Stored data
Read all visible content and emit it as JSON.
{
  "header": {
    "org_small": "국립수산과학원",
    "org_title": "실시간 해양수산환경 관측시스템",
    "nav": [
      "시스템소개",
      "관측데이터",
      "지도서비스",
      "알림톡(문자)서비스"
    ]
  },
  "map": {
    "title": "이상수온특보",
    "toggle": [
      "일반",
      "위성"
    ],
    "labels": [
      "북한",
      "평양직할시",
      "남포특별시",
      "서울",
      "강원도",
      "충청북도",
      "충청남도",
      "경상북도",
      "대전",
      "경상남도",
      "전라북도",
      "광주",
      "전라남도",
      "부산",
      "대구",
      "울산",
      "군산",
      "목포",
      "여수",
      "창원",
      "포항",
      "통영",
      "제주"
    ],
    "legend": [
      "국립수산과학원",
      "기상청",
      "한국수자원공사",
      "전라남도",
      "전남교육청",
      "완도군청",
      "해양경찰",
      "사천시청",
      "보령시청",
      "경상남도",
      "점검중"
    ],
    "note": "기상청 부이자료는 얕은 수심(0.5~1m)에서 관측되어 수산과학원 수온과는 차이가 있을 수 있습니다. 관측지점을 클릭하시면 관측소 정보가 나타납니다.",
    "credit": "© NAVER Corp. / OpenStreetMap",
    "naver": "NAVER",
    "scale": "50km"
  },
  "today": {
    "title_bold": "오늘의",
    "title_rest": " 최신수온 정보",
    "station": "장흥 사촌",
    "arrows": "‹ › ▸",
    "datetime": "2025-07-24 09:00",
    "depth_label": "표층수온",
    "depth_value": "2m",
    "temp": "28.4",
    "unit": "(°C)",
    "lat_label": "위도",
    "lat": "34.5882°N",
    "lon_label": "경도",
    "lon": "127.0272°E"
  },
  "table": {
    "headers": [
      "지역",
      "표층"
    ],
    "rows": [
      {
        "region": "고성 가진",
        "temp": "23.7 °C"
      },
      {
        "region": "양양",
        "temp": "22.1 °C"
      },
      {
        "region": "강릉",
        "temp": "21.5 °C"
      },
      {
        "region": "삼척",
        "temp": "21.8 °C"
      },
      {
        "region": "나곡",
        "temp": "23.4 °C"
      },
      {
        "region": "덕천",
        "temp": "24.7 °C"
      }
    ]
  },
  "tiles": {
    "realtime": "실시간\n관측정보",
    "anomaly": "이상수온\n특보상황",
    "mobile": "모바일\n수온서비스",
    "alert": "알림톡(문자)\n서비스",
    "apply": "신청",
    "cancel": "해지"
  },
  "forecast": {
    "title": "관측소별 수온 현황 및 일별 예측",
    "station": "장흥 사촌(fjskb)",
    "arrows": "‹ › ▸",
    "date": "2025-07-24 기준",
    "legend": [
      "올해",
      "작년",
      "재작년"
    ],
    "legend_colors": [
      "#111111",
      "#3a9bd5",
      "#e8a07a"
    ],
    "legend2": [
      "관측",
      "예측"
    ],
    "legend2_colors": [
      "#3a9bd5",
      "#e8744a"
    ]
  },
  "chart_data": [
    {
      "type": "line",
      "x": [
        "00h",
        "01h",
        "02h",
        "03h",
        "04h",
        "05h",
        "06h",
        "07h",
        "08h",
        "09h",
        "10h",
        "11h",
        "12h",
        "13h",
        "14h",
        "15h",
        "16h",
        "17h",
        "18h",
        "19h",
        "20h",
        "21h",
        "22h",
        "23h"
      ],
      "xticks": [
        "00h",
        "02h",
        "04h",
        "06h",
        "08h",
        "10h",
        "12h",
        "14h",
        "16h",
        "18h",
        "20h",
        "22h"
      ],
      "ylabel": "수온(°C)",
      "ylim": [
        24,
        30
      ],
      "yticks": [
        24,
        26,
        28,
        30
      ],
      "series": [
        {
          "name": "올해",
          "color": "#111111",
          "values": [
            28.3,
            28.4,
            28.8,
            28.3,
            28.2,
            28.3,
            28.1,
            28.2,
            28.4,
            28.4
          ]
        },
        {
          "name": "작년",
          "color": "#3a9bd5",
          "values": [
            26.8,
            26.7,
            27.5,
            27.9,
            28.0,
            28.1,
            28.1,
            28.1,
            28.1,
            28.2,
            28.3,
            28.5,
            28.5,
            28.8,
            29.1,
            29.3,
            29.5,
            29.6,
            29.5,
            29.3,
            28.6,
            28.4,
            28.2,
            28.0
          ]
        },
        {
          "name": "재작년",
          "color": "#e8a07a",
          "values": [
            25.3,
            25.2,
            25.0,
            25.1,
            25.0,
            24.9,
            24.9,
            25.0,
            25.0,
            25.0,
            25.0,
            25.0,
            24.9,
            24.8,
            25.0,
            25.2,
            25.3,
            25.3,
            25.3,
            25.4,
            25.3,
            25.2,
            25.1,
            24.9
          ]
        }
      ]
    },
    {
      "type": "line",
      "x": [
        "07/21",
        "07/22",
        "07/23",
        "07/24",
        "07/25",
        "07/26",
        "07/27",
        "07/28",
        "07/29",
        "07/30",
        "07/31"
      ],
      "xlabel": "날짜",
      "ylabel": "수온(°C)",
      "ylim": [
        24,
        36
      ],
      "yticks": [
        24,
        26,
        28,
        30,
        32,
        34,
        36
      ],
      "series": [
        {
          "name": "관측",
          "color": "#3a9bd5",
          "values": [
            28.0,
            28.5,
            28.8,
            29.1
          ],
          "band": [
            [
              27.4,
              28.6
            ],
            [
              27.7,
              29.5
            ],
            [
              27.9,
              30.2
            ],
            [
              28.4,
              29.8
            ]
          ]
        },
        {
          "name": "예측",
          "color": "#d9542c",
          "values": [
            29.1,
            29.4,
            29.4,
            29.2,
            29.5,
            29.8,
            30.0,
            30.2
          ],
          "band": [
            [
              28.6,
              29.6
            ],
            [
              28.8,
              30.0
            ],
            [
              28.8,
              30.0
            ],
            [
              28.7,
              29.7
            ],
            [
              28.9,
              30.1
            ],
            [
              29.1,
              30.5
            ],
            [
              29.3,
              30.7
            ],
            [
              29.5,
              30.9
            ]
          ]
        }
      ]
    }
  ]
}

■ EXERCISE DETAILS ■
Show all lines in the entries above where the word "name" appears.

■ TASK SOLUTION ■
          "name": "올해",
          "name": "작년",
          "name": "재작년",
          "name": "관측",
          "name": "예측",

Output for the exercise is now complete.